- **Objective**:
Your task is to retype each line of the data below exactly.

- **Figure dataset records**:
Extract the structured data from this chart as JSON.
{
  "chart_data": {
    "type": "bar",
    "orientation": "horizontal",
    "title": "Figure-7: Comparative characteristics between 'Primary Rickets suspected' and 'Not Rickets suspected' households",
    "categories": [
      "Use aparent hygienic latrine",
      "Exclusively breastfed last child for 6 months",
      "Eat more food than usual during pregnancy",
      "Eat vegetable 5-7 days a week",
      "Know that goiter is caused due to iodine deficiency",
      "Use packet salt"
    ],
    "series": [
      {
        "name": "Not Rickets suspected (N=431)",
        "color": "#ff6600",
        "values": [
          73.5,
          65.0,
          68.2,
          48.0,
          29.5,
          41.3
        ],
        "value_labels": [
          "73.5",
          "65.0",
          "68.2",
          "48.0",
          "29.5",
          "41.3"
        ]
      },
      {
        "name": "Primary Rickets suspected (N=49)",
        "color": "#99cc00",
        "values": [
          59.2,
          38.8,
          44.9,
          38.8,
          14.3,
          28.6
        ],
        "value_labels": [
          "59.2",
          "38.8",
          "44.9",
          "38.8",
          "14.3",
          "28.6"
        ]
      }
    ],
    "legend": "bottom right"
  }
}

- **The result**:
Extract the structured data from this chart as JSON.
{
  "chart_data": {
    "type": "bar",
    "orientation": "horizontal",
    "title": "Figure-7: Comparative characteristics between 'Primary Rickets suspected' and 'Not Rickets suspected' households",
    "categories": [
      "Use aparent hygienic latrine",
      "Exclusively breastfed last child for 6 months",
      "Eat more food than usual during pregnancy",
      "Eat vegetable 5-7 days a week",
      "Know that goiter is caused due to iodine deficiency",
      "Use packet salt"
    ],
    "series": [
      {
        "name": "Not Rickets suspected (N=431)",
        "color": "#ff6600",
        "values": [
          73.5,
          65.0,
          68.2,
          48.0,
          29.5,
          41.3
        ],
        "value_labels": [
          "73.5",
          "65.0",
          "68.2",
          "48.0",
          "29.5",
          "41.3"
        ]
      },
      {
        "name": "Primary Rickets suspected (N=49)",
        "color": "#99cc00",
        "values": [
          59.2,
          38.8,
          44.9,
          38.8,
          14.3,
          28.6
        ],
        "value_labels": [
          "59.2",
          "38.8",
          "44.9",
          "38.8",
          "14.3",
          "28.6"
        ]
      }
    ],
    "legend": "bottom right"
  }
}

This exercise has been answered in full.